**STATED GOAL:** Duplicate the forum thread on splitting a guitar signal word for word.

# Best way to split guitar signal



## amagras

Hi friends. What is in your opinion the best way to split the guitar signal without losing sound or adding colour? I have a standard rig (guitar, pedals, amp & microphone) going into my interface but I also would like to be able to record the guitar di signal for future reamping into another channel of my Scarlett 6i6.
Note: I have an ART PDB (passive direct box) that seems to suck a little bit of tone. 








Please do share your knowledge with me. Thank you!


----------



## mhammer

A DI box should not suck _any_ tone. But I also see that the unit has a 50k input impedance, which is probably a bit low for feeding a guitar directly. That may account for the los of some tone. This should, ideally, be avoided if you feed the box with something that has a lower output impedance than the "naked" guitar. That could be a simple buffer, or almost any pedal, whether clean or other. Just about any pedal will probably have an output impedance much lower than a guitar (with the rare exception of something like a LP Recording).


----------



## amagras

I don't understand very well how guitar impedance works so I'm going to ask for more general information, facts if you want.

[Annotated region listings]
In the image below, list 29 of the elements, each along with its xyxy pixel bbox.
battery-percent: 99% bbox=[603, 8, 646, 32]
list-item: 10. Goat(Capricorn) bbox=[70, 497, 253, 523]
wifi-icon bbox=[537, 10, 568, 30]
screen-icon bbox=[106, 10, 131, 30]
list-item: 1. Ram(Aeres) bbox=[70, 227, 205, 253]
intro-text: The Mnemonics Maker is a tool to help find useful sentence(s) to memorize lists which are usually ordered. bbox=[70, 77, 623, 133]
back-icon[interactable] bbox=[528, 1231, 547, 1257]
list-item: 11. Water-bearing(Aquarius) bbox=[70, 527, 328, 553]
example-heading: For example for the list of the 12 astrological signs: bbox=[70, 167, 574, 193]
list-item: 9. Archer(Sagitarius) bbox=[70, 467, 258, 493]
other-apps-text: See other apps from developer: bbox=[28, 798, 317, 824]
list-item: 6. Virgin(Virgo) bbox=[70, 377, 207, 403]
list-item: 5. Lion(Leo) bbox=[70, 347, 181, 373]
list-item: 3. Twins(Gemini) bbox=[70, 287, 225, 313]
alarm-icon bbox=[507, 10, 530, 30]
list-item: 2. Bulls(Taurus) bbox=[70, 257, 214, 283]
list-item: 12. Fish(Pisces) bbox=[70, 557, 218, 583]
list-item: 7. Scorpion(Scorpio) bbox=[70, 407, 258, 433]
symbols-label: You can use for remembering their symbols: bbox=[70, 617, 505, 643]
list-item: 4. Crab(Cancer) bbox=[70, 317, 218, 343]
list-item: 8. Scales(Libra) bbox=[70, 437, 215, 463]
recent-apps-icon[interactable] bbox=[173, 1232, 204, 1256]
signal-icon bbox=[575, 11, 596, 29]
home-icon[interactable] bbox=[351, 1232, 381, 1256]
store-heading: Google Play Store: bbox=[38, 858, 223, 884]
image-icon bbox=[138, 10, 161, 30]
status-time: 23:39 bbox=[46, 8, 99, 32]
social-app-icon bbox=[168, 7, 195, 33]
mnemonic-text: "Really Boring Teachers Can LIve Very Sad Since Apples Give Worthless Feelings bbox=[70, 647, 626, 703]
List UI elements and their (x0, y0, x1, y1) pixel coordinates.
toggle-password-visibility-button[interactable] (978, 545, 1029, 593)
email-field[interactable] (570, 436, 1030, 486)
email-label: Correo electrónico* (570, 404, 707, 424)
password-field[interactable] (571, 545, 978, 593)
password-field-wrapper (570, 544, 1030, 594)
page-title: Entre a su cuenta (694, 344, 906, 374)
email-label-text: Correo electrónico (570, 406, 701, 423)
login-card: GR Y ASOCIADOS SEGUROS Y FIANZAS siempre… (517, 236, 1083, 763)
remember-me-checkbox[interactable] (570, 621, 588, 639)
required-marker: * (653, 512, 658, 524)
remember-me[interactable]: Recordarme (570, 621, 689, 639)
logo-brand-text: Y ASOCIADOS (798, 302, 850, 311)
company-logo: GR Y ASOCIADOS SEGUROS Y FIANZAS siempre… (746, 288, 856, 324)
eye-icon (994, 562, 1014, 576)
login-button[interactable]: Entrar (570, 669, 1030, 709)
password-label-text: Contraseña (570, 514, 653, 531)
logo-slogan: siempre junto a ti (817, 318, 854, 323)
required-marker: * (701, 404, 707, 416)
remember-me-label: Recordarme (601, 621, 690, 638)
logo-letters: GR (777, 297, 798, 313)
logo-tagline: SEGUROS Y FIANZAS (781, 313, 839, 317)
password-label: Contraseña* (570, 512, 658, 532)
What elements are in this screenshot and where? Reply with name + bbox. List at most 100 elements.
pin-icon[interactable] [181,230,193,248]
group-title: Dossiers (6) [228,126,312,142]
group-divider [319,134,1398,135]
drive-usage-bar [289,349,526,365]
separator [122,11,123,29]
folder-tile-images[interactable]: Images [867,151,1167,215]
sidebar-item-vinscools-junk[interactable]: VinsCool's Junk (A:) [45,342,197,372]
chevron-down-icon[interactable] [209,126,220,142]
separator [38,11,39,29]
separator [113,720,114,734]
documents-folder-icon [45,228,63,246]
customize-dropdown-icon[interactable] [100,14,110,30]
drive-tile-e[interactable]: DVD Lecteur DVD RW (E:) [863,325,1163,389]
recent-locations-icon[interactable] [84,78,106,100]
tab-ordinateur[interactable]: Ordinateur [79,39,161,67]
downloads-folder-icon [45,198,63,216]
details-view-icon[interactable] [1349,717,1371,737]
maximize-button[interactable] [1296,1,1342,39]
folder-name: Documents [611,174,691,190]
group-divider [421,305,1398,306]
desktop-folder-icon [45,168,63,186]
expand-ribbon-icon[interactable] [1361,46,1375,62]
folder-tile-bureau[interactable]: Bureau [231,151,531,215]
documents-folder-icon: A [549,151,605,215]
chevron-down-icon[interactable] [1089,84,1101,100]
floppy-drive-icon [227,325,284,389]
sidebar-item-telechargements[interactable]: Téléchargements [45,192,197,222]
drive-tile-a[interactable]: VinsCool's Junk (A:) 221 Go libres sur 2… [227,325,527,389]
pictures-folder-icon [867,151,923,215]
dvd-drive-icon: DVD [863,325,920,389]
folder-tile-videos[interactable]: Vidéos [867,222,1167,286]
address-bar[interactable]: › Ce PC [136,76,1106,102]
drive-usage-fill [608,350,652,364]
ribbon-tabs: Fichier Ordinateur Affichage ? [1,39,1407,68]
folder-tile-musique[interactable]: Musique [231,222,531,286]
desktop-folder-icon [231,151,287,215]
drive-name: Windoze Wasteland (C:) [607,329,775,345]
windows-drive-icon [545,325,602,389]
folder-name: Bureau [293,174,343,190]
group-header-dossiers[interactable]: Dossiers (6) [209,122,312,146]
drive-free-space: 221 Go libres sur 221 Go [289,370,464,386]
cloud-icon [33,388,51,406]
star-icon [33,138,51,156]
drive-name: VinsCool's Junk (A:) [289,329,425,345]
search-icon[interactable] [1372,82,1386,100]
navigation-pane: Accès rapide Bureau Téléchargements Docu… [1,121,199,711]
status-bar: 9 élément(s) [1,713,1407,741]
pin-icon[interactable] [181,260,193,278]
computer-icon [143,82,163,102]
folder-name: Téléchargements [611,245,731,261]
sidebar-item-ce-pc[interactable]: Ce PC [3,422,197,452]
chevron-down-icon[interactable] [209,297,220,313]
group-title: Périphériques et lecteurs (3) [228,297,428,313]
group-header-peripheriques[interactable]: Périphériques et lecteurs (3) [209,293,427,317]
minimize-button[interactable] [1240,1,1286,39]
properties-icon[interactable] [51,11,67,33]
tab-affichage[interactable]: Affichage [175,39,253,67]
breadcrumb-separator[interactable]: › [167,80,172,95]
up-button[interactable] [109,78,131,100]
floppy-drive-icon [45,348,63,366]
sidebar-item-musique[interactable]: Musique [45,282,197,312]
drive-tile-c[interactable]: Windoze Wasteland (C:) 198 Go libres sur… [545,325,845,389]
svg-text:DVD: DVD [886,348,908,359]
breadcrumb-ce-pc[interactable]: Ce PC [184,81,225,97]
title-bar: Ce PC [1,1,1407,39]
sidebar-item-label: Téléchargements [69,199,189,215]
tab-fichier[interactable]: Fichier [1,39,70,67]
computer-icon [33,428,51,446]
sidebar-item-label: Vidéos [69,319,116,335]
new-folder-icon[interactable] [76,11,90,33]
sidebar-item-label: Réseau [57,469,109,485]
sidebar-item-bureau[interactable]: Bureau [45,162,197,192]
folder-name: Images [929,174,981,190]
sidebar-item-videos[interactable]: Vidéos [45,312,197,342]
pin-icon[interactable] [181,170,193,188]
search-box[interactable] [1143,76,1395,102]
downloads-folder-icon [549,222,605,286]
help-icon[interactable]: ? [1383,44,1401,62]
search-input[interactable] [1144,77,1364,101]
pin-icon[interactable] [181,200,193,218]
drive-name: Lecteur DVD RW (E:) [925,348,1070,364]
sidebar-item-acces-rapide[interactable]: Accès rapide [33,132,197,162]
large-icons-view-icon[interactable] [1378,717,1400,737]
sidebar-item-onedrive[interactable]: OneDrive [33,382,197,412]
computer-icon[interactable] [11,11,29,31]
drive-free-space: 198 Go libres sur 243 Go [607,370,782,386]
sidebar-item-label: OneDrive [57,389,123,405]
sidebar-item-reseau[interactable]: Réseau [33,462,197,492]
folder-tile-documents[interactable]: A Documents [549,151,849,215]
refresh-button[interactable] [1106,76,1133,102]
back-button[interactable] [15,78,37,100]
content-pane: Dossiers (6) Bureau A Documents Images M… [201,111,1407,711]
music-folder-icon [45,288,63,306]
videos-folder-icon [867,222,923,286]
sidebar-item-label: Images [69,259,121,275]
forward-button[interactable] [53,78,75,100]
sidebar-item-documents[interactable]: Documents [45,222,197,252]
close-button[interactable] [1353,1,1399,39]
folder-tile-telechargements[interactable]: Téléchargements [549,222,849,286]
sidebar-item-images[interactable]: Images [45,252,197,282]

**SOLUTION TO THE PROBLEM:**
# Best way to split guitar signal



## amagras

Hi friends. What is in your opinion the best way to split the guitar signal without losing sound or adding colour? I have a standard rig (guitar, pedals, amp & microphone) going into my interface but I also would like to be able to record the guitar di signal for future reamping into another channel of my Scarlett 6i6.
Note: I have an ART PDB (passive direct box) that seems to suck a little bit of tone. 








Please do share your knowledge with me. Thank you!


----------



## mhammer

A DI box should not suck _any_ tone. But I also see that the unit has a 50k input impedance, which is probably a bit low for feeding a guitar directly. That may account for the los of some tone. This should, ideally, be avoided if you feed the box with something that has a lower output impedance than the "naked" guitar. That could be a simple buffer, or almost any pedal, whether clean or other. Just about any pedal will probably have an output impedance much lower than a guitar (with the rare exception of something like a LP Recording).


----------



## amagras

I don't understand very well how guitar impedance works so I'm going to ask for more general information, facts if you want.